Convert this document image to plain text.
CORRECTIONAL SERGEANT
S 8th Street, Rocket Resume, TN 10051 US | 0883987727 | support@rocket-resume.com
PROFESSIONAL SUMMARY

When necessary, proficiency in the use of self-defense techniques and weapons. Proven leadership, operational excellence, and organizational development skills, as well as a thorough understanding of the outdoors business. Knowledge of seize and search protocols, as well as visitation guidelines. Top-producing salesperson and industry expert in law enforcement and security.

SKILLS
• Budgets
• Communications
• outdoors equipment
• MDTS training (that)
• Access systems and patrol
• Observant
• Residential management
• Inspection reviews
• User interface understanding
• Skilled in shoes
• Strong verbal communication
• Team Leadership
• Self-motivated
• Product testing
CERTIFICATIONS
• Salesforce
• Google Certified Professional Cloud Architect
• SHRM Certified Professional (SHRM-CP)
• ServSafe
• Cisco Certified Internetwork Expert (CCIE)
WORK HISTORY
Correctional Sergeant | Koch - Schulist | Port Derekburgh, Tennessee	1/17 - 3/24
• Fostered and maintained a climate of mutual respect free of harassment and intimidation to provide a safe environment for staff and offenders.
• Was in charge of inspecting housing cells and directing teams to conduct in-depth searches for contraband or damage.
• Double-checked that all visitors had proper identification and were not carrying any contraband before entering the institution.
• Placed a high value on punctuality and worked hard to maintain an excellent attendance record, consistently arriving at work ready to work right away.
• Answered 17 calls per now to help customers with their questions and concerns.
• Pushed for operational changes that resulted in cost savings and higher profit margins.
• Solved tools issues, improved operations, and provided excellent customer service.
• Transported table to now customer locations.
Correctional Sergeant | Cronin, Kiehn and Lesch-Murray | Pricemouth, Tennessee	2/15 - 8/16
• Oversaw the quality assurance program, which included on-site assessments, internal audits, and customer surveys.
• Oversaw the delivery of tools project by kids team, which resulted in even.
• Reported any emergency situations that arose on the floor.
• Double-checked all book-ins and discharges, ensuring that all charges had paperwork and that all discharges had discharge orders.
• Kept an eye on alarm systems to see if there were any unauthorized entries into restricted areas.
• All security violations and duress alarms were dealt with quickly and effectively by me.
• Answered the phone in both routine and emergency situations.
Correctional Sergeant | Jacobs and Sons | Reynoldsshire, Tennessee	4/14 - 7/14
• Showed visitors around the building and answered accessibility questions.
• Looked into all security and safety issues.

────

● PROBLEM DESCRIPTION:
Bring together all lines from the listing that contain the word "Certified".

● SOLUTION TO THIS PROBLEM:
• Google Certified Professional Cloud Architect
• SHRM Certified Professional (SHRM-CP)
• Cisco Certified Internetwork Expert (CCIE)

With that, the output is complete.